→ **INSTRUCTION**: Copy the data exactly; pictures stay out of the copy.

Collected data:
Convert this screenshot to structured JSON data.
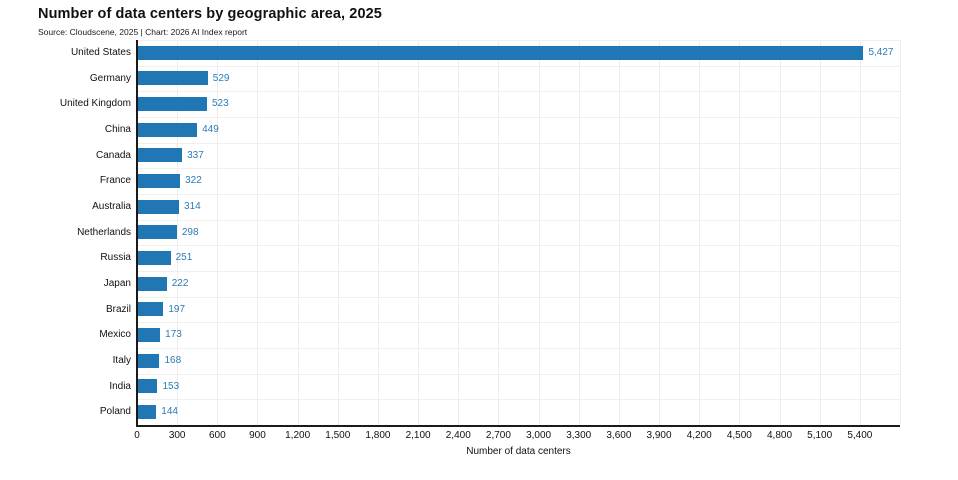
{
  "header": {
    "title": "Number of data centers by geographic area, 2025",
    "subtitle": "Source: Cloudscene, 2025 | Chart: 2026 AI Index report"
  },
  "colors": {
    "bar": "#2077b4",
    "value_label": "#2a7cba",
    "axis": "#1a1a1a",
    "grid": "#ededed",
    "text": "#111111"
  },
  "chart_data": {
    "type": "bar",
    "orientation": "horizontal",
    "title": "Number of data centers by geographic area, 2025",
    "subtitle": "Source: Cloudscene, 2025 | Chart: 2026 AI Index report",
    "xlabel": "Number of data centers",
    "ylabel": "",
    "categories": [
      "United States",
      "Germany",
      "United Kingdom",
      "China",
      "Canada",
      "France",
      "Australia",
      "Netherlands",
      "Russia",
      "Japan",
      "Brazil",
      "Mexico",
      "Italy",
      "India",
      "Poland"
    ],
    "values": [
      5427,
      529,
      523,
      449,
      337,
      322,
      314,
      298,
      251,
      222,
      197,
      173,
      168,
      153,
      144
    ],
    "value_labels": [
      "5,427",
      "529",
      "523",
      "449",
      "337",
      "322",
      "314",
      "298",
      "251",
      "222",
      "197",
      "173",
      "168",
      "153",
      "144"
    ],
    "xlim": [
      0,
      5700
    ],
    "xticks": [
      0,
      300,
      600,
      900,
      1200,
      1500,
      1800,
      2100,
      2400,
      2700,
      3000,
      3300,
      3600,
      3900,
      4200,
      4500,
      4800,
      5100,
      5400
    ],
    "xtick_labels": [
      "0",
      "300",
      "600",
      "900",
      "1,200",
      "1,500",
      "1,800",
      "2,100",
      "2,400",
      "2,700",
      "3,000",
      "3,300",
      "3,600",
      "3,900",
      "4,200",
      "4,500",
      "4,800",
      "5,100",
      "5,400"
    ],
    "grid": true,
    "legend": false
  }
}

→ **SOLVED PROBLEM**:
Convert this screenshot to structured JSON data.
{
  "header": {
    "title": "Number of data centers by geographic area, 2025",
    "subtitle": "Source: Cloudscene, 2025 | Chart: 2026 AI Index report"
  },
  "colors": {
    "bar": "#2077b4",
    "value_label": "#2a7cba",
    "axis": "#1a1a1a",
    "grid": "#ededed",
    "text": "#111111"
  },
  "chart_data": {
    "type": "bar",
    "orientation": "horizontal",
    "title": "Number of data centers by geographic area, 2025",
    "subtitle": "Source: Cloudscene, 2025 | Chart: 2026 AI Index report",
    "xlabel": "Number of data centers",
    "ylabel": "",
    "categories": [
      "United States",
      "Germany",
      "United Kingdom",
      "China",
      "Canada",
      "France",
      "Australia",
      "Netherlands",
      "Russia",
      "Japan",
      "Brazil",
      "Mexico",
      "Italy",
      "India",
      "Poland"
    ],
    "values": [
      5427,
      529,
      523,
      449,
      337,
      322,
      314,
      298,
      251,
      222,
      197,
      173,
      168,
      153,
      144
    ],
    "value_labels": [
      "5,427",
      "529",
      "523",
      "449",
      "337",
      "322",
      "314",
      "298",
      "251",
      "222",
      "197",
      "173",
      "168",
      "153",
      "144"
    ],
    "xlim": [
      0,
      5700
    ],
    "xticks": [
      0,
      300,
      600,
      900,
      1200,
      1500,
      1800,
      2100,
      2400,
      2700,
      3000,
      3300,
      3600,
      3900,
      4200,
      4500,
      4800,
      5100,
      5400
    ],
    "xtick_labels": [
      "0",
      "300",
      "600",
      "900",
      "1,200",
      "1,500",
      "1,800",
      "2,100",
      "2,400",
      "2,700",
      "3,000",
      "3,300",
      "3,600",
      "3,900",
      "4,200",
      "4,500",
      "4,800",
      "5,100",
      "5,400"
    ],
    "grid": true,
    "legend": false
  }
}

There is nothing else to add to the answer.